WHAT IS NEEDED: Copy out the material below in full, but not its images.

ITEMS:
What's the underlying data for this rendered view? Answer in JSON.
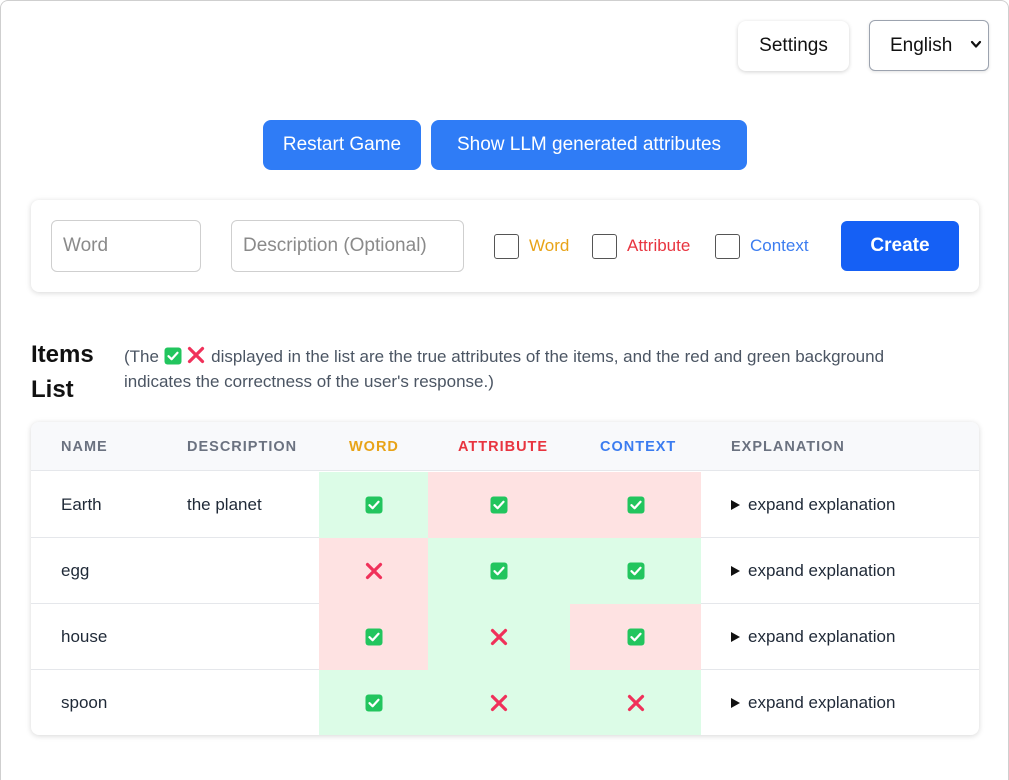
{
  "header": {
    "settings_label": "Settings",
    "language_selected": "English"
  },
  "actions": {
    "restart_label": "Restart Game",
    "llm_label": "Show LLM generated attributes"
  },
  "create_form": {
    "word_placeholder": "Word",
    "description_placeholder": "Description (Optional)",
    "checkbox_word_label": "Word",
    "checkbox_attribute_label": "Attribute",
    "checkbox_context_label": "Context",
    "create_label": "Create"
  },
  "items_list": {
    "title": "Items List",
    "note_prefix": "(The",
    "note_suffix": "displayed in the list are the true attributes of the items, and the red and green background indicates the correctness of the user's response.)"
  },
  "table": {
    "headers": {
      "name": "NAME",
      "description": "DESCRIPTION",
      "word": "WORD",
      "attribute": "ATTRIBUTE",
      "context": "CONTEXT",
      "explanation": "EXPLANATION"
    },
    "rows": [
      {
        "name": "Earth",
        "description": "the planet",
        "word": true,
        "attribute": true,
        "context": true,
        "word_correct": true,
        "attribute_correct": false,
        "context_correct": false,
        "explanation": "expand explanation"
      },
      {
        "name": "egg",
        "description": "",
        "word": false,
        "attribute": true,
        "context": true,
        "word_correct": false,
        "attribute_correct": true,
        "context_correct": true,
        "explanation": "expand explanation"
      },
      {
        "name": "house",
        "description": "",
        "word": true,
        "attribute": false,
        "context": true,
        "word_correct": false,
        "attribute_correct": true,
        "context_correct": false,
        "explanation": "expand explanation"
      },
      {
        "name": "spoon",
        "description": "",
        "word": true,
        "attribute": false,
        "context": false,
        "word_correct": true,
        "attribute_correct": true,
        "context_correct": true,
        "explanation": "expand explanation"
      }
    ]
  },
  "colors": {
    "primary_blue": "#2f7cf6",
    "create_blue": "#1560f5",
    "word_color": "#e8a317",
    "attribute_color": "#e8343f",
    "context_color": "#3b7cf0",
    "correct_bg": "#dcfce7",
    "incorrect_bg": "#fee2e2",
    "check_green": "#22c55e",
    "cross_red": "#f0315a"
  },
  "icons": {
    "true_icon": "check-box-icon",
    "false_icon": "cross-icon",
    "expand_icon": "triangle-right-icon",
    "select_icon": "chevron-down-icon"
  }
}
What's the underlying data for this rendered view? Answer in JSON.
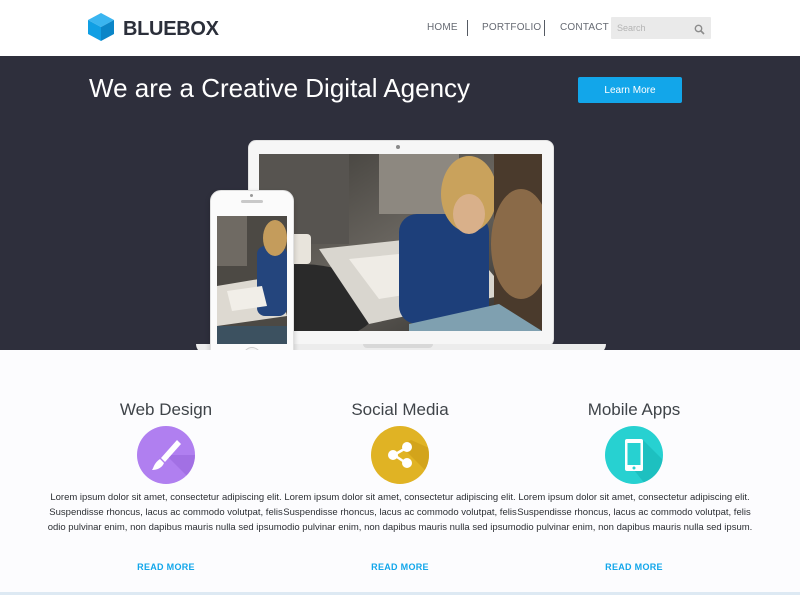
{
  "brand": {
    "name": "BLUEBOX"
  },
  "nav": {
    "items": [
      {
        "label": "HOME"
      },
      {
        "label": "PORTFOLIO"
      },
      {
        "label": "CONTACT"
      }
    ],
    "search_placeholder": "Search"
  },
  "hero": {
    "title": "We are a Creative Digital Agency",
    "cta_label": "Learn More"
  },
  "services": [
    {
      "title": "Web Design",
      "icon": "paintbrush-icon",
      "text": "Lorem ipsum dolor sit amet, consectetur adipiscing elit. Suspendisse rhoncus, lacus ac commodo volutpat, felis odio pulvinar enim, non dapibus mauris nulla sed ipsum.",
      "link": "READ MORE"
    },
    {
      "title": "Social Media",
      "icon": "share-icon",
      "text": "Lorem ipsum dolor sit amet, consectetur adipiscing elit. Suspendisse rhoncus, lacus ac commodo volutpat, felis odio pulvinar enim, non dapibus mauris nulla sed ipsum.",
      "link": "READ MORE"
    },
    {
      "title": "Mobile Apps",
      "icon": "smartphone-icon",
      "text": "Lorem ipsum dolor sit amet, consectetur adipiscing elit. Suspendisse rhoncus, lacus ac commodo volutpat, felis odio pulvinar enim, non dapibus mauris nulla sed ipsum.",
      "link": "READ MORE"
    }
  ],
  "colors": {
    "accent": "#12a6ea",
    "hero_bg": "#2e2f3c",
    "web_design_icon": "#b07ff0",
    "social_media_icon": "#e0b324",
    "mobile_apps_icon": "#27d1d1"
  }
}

OUTPUT OF THE EXERCISE:
What's the underlying data for this rendered view? Answer in JSON.
{
  "header": {
    "settings_label": "Settings",
    "language_selected": "English"
  },
  "actions": {
    "restart_label": "Restart Game",
    "llm_label": "Show LLM generated attributes"
  },
  "create_form": {
    "word_placeholder": "Word",
    "description_placeholder": "Description (Optional)",
    "checkbox_word_label": "Word",
    "checkbox_attribute_label": "Attribute",
    "checkbox_context_label": "Context",
    "create_label": "Create"
  },
  "items_list": {
    "title": "Items List",
    "note_prefix": "(The",
    "note_suffix": "displayed in the list are the true attributes of the items, and the red and green background indicates the correctness of the user's response.)"
  },
  "table": {
    "headers": {
      "name": "NAME",
      "description": "DESCRIPTION",
      "word": "WORD",
      "attribute": "ATTRIBUTE",
      "context": "CONTEXT",
      "explanation": "EXPLANATION"
    },
    "rows": [
      {
        "name": "Earth",
        "description": "the planet",
        "word": true,
        "attribute": true,
        "context": true,
        "word_correct": true,
        "attribute_correct": false,
        "context_correct": false,
        "explanation": "expand explanation"
      },
      {
        "name": "egg",
        "description": "",
        "word": false,
        "attribute": true,
        "context": true,
        "word_correct": false,
        "attribute_correct": true,
        "context_correct": true,
        "explanation": "expand explanation"
      },
      {
        "name": "house",
        "description": "",
        "word": true,
        "attribute": false,
        "context": true,
        "word_correct": false,
        "attribute_correct": true,
        "context_correct": false,
        "explanation": "expand explanation"
      },
      {
        "name": "spoon",
        "description": "",
        "word": true,
        "attribute": false,
        "context": false,
        "word_correct": true,
        "attribute_correct": true,
        "context_correct": true,
        "explanation": "expand explanation"
      }
    ]
  },
  "colors": {
    "primary_blue": "#2f7cf6",
    "create_blue": "#1560f5",
    "word_color": "#e8a317",
    "attribute_color": "#e8343f",
    "context_color": "#3b7cf0",
    "correct_bg": "#dcfce7",
    "incorrect_bg": "#fee2e2",
    "check_green": "#22c55e",
    "cross_red": "#f0315a"
  },
  "icons": {
    "true_icon": "check-box-icon",
    "false_icon": "cross-icon",
    "expand_icon": "triangle-right-icon",
    "select_icon": "chevron-down-icon"
  }
}
What's the underlying data for this rendered view? Answer in JSON.
{
  "brand": {
    "name": "BLUEBOX"
  },
  "nav": {
    "items": [
      {
        "label": "HOME"
      },
      {
        "label": "PORTFOLIO"
      },
      {
        "label": "CONTACT"
      }
    ],
    "search_placeholder": "Search"
  },
  "hero": {
    "title": "We are a Creative Digital Agency",
    "cta_label": "Learn More"
  },
  "services": [
    {
      "title": "Web Design",
      "icon": "paintbrush-icon",
      "text": "Lorem ipsum dolor sit amet, consectetur adipiscing elit. Suspendisse rhoncus, lacus ac commodo volutpat, felis odio pulvinar enim, non dapibus mauris nulla sed ipsum.",
      "link": "READ MORE"
    },
    {
      "title": "Social Media",
      "icon": "share-icon",
      "text": "Lorem ipsum dolor sit amet, consectetur adipiscing elit. Suspendisse rhoncus, lacus ac commodo volutpat, felis odio pulvinar enim, non dapibus mauris nulla sed ipsum.",
      "link": "READ MORE"
    },
    {
      "title": "Mobile Apps",
      "icon": "smartphone-icon",
      "text": "Lorem ipsum dolor sit amet, consectetur adipiscing elit. Suspendisse rhoncus, lacus ac commodo volutpat, felis odio pulvinar enim, non dapibus mauris nulla sed ipsum.",
      "link": "READ MORE"
    }
  ],
  "colors": {
    "accent": "#12a6ea",
    "hero_bg": "#2e2f3c",
    "web_design_icon": "#b07ff0",
    "social_media_icon": "#e0b324",
    "mobile_apps_icon": "#27d1d1"
  }
}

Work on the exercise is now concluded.